(Excerpts from a figure dataset)

########################################

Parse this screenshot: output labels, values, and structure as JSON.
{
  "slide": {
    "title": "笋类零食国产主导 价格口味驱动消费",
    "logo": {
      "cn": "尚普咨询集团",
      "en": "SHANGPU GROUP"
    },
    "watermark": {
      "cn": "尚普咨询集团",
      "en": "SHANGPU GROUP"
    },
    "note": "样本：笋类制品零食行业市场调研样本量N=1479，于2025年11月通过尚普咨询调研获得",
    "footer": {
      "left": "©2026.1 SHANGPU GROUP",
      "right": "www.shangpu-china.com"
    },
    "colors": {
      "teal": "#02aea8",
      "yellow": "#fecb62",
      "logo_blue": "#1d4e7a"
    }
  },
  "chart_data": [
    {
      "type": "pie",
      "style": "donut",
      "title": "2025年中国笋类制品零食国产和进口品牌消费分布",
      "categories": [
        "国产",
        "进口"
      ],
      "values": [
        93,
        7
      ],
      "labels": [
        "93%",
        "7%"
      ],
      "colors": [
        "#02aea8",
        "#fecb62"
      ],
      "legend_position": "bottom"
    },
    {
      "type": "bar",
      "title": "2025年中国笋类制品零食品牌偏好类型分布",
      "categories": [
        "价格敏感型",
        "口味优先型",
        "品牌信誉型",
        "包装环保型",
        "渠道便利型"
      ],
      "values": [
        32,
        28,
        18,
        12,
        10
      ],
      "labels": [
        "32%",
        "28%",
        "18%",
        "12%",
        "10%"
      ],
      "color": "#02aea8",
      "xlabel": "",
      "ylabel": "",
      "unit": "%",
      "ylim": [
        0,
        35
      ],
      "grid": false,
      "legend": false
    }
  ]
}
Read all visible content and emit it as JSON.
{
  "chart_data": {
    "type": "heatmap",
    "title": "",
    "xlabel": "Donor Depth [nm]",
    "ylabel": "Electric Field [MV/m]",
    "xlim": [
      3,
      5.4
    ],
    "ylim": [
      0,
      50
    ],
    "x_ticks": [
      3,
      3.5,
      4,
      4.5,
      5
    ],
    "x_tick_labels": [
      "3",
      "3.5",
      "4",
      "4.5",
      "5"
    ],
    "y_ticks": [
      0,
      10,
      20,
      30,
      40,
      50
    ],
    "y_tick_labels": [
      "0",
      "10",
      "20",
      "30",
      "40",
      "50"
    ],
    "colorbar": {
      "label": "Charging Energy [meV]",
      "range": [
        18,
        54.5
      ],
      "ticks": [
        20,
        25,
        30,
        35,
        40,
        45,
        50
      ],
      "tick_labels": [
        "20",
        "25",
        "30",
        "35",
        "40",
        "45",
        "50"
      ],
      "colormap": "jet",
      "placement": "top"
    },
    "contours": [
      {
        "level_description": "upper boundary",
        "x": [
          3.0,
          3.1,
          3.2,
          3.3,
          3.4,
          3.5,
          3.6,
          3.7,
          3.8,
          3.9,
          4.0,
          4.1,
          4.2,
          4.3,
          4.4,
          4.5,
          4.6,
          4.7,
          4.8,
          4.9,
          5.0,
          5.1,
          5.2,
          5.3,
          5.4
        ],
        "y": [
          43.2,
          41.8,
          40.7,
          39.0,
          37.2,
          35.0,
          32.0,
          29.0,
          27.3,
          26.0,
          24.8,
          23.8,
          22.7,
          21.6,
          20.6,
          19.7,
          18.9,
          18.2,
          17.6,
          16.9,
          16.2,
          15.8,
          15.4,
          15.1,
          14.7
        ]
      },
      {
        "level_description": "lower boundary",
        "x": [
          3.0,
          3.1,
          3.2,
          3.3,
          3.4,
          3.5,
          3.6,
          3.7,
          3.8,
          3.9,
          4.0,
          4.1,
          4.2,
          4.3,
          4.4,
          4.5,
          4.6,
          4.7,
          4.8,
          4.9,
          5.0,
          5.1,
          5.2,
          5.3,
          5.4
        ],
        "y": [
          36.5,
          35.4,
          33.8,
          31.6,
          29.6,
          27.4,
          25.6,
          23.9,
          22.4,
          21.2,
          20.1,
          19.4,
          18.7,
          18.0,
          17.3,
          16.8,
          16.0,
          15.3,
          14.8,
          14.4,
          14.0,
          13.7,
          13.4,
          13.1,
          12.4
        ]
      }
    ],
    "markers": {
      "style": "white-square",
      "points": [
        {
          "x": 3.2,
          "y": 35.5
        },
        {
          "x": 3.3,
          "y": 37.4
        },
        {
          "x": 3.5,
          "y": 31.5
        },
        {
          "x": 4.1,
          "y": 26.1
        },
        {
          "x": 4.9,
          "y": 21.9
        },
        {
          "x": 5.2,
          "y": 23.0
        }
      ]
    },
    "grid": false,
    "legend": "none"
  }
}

########################################

● TASK
Give back the whole listing, word for word.

● CORRECT ANSWER
Parse this screenshot: output labels, values, and structure as JSON.
{
  "slide": {
    "title": "笋类零食国产主导 价格口味驱动消费",
    "logo": {
      "cn": "尚普咨询集团",
      "en": "SHANGPU GROUP"
    },
    "watermark": {
      "cn": "尚普咨询集团",
      "en": "SHANGPU GROUP"
    },
    "note": "样本：笋类制品零食行业市场调研样本量N=1479，于2025年11月通过尚普咨询调研获得",
    "footer": {
      "left": "©2026.1 SHANGPU GROUP",
      "right": "www.shangpu-china.com"
    },
    "colors": {
      "teal": "#02aea8",
      "yellow": "#fecb62",
      "logo_blue": "#1d4e7a"
    }
  },
  "chart_data": [
    {
      "type": "pie",
      "style": "donut",
      "title": "2025年中国笋类制品零食国产和进口品牌消费分布",
      "categories": [
        "国产",
        "进口"
      ],
      "values": [
        93,
        7
      ],
      "labels": [
        "93%",
        "7%"
      ],
      "colors": [
        "#02aea8",
        "#fecb62"
      ],
      "legend_position": "bottom"
    },
    {
      "type": "bar",
      "title": "2025年中国笋类制品零食品牌偏好类型分布",
      "categories": [
        "价格敏感型",
        "口味优先型",
        "品牌信誉型",
        "包装环保型",
        "渠道便利型"
      ],
      "values": [
        32,
        28,
        18,
        12,
        10
      ],
      "labels": [
        "32%",
        "28%",
        "18%",
        "12%",
        "10%"
      ],
      "color": "#02aea8",
      "xlabel": "",
      "ylabel": "",
      "unit": "%",
      "ylim": [
        0,
        35
      ],
      "grid": false,
      "legend": false
    }
  ]
}
Read all visible content and emit it as JSON.
{
  "chart_data": {
    "type": "heatmap",
    "title": "",
    "xlabel": "Donor Depth [nm]",
    "ylabel": "Electric Field [MV/m]",
    "xlim": [
      3,
      5.4
    ],
    "ylim": [
      0,
      50
    ],
    "x_ticks": [
      3,
      3.5,
      4,
      4.5,
      5
    ],
    "x_tick_labels": [
      "3",
      "3.5",
      "4",
      "4.5",
      "5"
    ],
    "y_ticks": [
      0,
      10,
      20,
      30,
      40,
      50
    ],
    "y_tick_labels": [
      "0",
      "10",
      "20",
      "30",
      "40",
      "50"
    ],
    "colorbar": {
      "label": "Charging Energy [meV]",
      "range": [
        18,
        54.5
      ],
      "ticks": [
        20,
        25,
        30,
        35,
        40,
        45,
        50
      ],
      "tick_labels": [
        "20",
        "25",
        "30",
        "35",
        "40",
        "45",
        "50"
      ],
      "colormap": "jet",
      "placement": "top"
    },
    "contours": [
      {
        "level_description": "upper boundary",
        "x": [
          3.0,
          3.1,
          3.2,
          3.3,
          3.4,
          3.5,
          3.6,
          3.7,
          3.8,
          3.9,
          4.0,
          4.1,
          4.2,
          4.3,
          4.4,
          4.5,
          4.6,
          4.7,
          4.8,
          4.9,
          5.0,
          5.1,
          5.2,
          5.3,
          5.4
        ],
        "y": [
          43.2,
          41.8,
          40.7,
          39.0,
          37.2,
          35.0,
          32.0,
          29.0,
          27.3,
          26.0,
          24.8,
          23.8,
          22.7,
          21.6,
          20.6,
          19.7,
          18.9,
          18.2,
          17.6,
          16.9,
          16.2,
          15.8,
          15.4,
          15.1,
          14.7
        ]
      },
      {
        "level_description": "lower boundary",
        "x": [
          3.0,
          3.1,
          3.2,
          3.3,
          3.4,
          3.5,
          3.6,
          3.7,
          3.8,
          3.9,
          4.0,
          4.1,
          4.2,
          4.3,
          4.4,
          4.5,
          4.6,
          4.7,
          4.8,
          4.9,
          5.0,
          5.1,
          5.2,
          5.3,
          5.4
        ],
        "y": [
          36.5,
          35.4,
          33.8,
          31.6,
          29.6,
          27.4,
          25.6,
          23.9,
          22.4,
          21.2,
          20.1,
          19.4,
          18.7,
          18.0,
          17.3,
          16.8,
          16.0,
          15.3,
          14.8,
          14.4,
          14.0,
          13.7,
          13.4,
          13.1,
          12.4
        ]
      }
    ],
    "markers": {
      "style": "white-square",
      "points": [
        {
          "x": 3.2,
          "y": 35.5
        },
        {
          "x": 3.3,
          "y": 37.4
        },
        {
          "x": 3.5,
          "y": 31.5
        },
        {
          "x": 4.1,
          "y": 26.1
        },
        {
          "x": 4.9,
          "y": 21.9
        },
        {
          "x": 5.2,
          "y": 23.0
        }
      ]
    },
    "grid": false,
    "legend": "none"
  }
}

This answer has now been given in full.